— start DATA RECORDS —

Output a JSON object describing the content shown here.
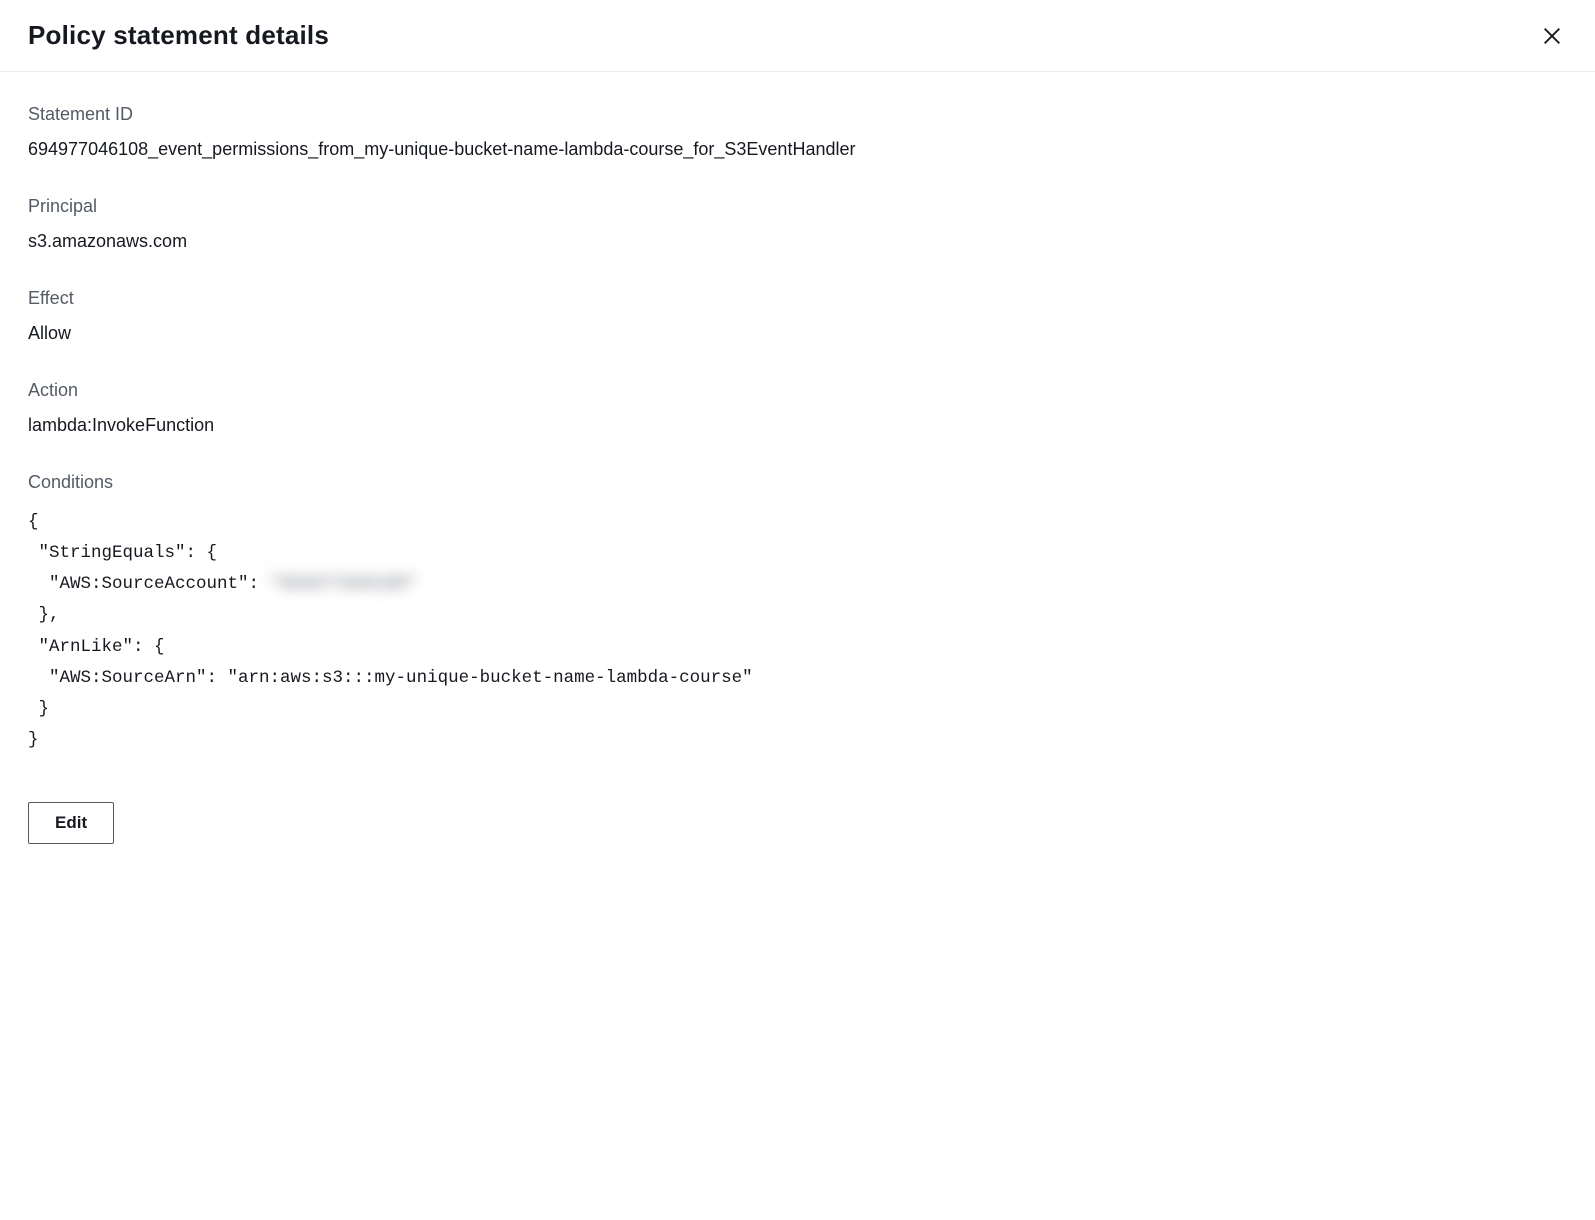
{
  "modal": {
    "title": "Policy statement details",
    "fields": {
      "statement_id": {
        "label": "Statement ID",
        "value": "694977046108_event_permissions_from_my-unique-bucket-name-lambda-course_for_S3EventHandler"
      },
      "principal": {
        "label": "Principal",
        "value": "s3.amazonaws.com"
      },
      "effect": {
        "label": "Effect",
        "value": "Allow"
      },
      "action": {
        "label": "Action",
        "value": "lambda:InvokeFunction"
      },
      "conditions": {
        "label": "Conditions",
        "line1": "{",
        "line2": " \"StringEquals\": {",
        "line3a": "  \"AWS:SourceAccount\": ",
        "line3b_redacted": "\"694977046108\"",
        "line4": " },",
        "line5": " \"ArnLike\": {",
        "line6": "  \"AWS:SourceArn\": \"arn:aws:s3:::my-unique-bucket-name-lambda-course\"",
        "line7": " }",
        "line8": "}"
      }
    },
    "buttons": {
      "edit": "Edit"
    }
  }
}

— end DATA RECORDS —

Where a line above includes "bucket", copy that line.

* ANSWER TO THE TASK
        "value": "694977046108_event_permissions_from_my-unique-bucket-name-lambda-course_for_S3EventHandler"
        "line6": "  \"AWS:SourceArn\": \"arn:aws:s3:::my-unique-bucket-name-lambda-course\"",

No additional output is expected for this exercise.